• [Task description]: Output the data that follows exactly, line for line.
==================================================
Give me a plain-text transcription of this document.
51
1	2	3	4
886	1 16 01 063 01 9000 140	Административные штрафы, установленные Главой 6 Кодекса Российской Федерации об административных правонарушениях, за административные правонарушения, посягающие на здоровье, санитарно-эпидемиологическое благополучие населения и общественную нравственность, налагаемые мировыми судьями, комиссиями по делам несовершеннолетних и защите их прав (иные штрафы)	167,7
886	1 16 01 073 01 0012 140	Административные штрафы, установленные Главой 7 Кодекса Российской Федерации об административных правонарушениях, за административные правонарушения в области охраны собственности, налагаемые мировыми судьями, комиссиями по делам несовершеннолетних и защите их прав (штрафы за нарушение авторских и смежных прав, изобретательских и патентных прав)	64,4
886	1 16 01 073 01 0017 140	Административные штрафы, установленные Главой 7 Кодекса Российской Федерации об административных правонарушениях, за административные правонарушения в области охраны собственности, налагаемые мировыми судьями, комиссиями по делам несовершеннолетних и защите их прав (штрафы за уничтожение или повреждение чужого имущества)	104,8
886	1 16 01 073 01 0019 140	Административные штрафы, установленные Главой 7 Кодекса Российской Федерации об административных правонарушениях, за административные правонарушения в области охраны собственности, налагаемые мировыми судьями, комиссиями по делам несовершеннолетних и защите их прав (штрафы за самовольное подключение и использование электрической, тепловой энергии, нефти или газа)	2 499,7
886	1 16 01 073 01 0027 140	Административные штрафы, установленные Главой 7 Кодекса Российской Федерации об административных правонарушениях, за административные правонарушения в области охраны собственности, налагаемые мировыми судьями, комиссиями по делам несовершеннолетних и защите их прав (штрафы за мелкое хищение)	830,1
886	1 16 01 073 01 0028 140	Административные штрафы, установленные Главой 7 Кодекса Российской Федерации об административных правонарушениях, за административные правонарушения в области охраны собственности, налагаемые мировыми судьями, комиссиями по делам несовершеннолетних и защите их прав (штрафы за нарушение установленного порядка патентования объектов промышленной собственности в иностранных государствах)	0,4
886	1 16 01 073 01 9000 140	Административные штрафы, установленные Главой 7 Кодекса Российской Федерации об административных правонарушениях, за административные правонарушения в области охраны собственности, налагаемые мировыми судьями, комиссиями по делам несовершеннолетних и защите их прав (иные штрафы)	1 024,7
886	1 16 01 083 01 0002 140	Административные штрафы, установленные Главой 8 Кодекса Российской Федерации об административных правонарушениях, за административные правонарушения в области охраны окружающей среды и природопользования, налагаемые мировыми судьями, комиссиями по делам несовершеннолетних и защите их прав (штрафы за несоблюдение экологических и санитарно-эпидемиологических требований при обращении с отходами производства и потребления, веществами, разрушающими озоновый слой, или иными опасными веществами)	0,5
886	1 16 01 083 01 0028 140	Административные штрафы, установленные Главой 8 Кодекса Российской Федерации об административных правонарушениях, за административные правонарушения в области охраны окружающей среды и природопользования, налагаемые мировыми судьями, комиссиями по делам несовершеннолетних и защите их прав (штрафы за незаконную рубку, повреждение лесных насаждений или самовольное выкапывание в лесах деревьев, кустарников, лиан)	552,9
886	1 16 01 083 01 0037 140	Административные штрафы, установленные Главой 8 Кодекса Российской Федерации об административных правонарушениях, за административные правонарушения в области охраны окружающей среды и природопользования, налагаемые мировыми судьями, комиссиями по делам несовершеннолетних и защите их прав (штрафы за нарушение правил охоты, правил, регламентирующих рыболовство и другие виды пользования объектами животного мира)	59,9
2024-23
==================================================
• [Output for this exercise]:
Give me a plain-text transcription of this document.
51
1	2	3	4
886	1 16 01 063 01 9000 140	Административные штрафы, установленные Главой 6 Кодекса Российской Федерации об административных правонарушениях, за административные правонарушения, посягающие на здоровье, санитарно-эпидемиологическое благополучие населения и общественную нравственность, налагаемые мировыми судьями, комиссиями по делам несовершеннолетних и защите их прав (иные штрафы)	167,7
886	1 16 01 073 01 0012 140	Административные штрафы, установленные Главой 7 Кодекса Российской Федерации об административных правонарушениях, за административные правонарушения в области охраны собственности, налагаемые мировыми судьями, комиссиями по делам несовершеннолетних и защите их прав (штрафы за нарушение авторских и смежных прав, изобретательских и патентных прав)	64,4
886	1 16 01 073 01 0017 140	Административные штрафы, установленные Главой 7 Кодекса Российской Федерации об административных правонарушениях, за административные правонарушения в области охраны собственности, налагаемые мировыми судьями, комиссиями по делам несовершеннолетних и защите их прав (штрафы за уничтожение или повреждение чужого имущества)	104,8
886	1 16 01 073 01 0019 140	Административные штрафы, установленные Главой 7 Кодекса Российской Федерации об административных правонарушениях, за административные правонарушения в области охраны собственности, налагаемые мировыми судьями, комиссиями по делам несовершеннолетних и защите их прав (штрафы за самовольное подключение и использование электрической, тепловой энергии, нефти или газа)	2 499,7
886	1 16 01 073 01 0027 140	Административные штрафы, установленные Главой 7 Кодекса Российской Федерации об административных правонарушениях, за административные правонарушения в области охраны собственности, налагаемые мировыми судьями, комиссиями по делам несовершеннолетних и защите их прав (штрафы за мелкое хищение)	830,1
886	1 16 01 073 01 0028 140	Административные штрафы, установленные Главой 7 Кодекса Российской Федерации об административных правонарушениях, за административные правонарушения в области охраны собственности, налагаемые мировыми судьями, комиссиями по делам несовершеннолетних и защите их прав (штрафы за нарушение установленного порядка патентования объектов промышленной собственности в иностранных государствах)	0,4
886	1 16 01 073 01 9000 140	Административные штрафы, установленные Главой 7 Кодекса Российской Федерации об административных правонарушениях, за административные правонарушения в области охраны собственности, налагаемые мировыми судьями, комиссиями по делам несовершеннолетних и защите их прав (иные штрафы)	1 024,7
886	1 16 01 083 01 0002 140	Административные штрафы, установленные Главой 8 Кодекса Российской Федерации об административных правонарушениях, за административные правонарушения в области охраны окружающей среды и природопользования, налагаемые мировыми судьями, комиссиями по делам несовершеннолетних и защите их прав (штрафы за несоблюдение экологических и санитарно-эпидемиологических требований при обращении с отходами производства и потребления, веществами, разрушающими озоновый слой, или иными опасными веществами)	0,5
886	1 16 01 083 01 0028 140	Административные штрафы, установленные Главой 8 Кодекса Российской Федерации об административных правонарушениях, за административные правонарушения в области охраны окружающей среды и природопользования, налагаемые мировыми судьями, комиссиями по делам несовершеннолетних и защите их прав (штрафы за незаконную рубку, повреждение лесных насаждений или самовольное выкапывание в лесах деревьев, кустарников, лиан)	552,9
886	1 16 01 083 01 0037 140	Административные штрафы, установленные Главой 8 Кодекса Российской Федерации об административных правонарушениях, за административные правонарушения в области охраны окружающей среды и природопользования, налагаемые мировыми судьями, комиссиями по делам несовершеннолетних и защите их прав (штрафы за нарушение правил охоты, правил, регламентирующих рыболовство и другие виды пользования объектами животного мира)	59,9
2024-23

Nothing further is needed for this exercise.